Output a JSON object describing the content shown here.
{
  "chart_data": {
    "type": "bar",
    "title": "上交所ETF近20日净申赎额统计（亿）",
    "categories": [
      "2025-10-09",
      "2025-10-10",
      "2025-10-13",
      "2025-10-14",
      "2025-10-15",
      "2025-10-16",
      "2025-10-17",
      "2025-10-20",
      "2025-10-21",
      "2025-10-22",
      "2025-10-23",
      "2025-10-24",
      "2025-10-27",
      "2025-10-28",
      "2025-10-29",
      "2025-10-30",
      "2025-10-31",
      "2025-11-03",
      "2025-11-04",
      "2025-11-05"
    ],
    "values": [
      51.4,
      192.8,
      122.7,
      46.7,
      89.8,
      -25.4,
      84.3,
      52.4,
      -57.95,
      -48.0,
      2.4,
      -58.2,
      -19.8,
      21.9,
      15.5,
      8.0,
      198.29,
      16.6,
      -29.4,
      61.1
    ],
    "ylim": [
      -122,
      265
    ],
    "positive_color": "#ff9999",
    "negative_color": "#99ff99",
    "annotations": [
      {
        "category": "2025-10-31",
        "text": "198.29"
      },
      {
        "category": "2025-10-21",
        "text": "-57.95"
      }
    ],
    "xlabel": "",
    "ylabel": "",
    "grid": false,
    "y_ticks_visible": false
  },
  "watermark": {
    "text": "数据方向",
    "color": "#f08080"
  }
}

What is needed:
Write out the records above again, keeping each one identical to the original.

Solution to the exercise:
Output a JSON object describing the content shown here.
{
  "chart_data": {
    "type": "bar",
    "title": "上交所ETF近20日净申赎额统计（亿）",
    "categories": [
      "2025-10-09",
      "2025-10-10",
      "2025-10-13",
      "2025-10-14",
      "2025-10-15",
      "2025-10-16",
      "2025-10-17",
      "2025-10-20",
      "2025-10-21",
      "2025-10-22",
      "2025-10-23",
      "2025-10-24",
      "2025-10-27",
      "2025-10-28",
      "2025-10-29",
      "2025-10-30",
      "2025-10-31",
      "2025-11-03",
      "2025-11-04",
      "2025-11-05"
    ],
    "values": [
      51.4,
      192.8,
      122.7,
      46.7,
      89.8,
      -25.4,
      84.3,
      52.4,
      -57.95,
      -48.0,
      2.4,
      -58.2,
      -19.8,
      21.9,
      15.5,
      8.0,
      198.29,
      16.6,
      -29.4,
      61.1
    ],
    "ylim": [
      -122,
      265
    ],
    "positive_color": "#ff9999",
    "negative_color": "#99ff99",
    "annotations": [
      {
        "category": "2025-10-31",
        "text": "198.29"
      },
      {
        "category": "2025-10-21",
        "text": "-57.95"
      }
    ],
    "xlabel": "",
    "ylabel": "",
    "grid": false,
    "y_ticks_visible": false
  },
  "watermark": {
    "text": "数据方向",
    "color": "#f08080"
  }
}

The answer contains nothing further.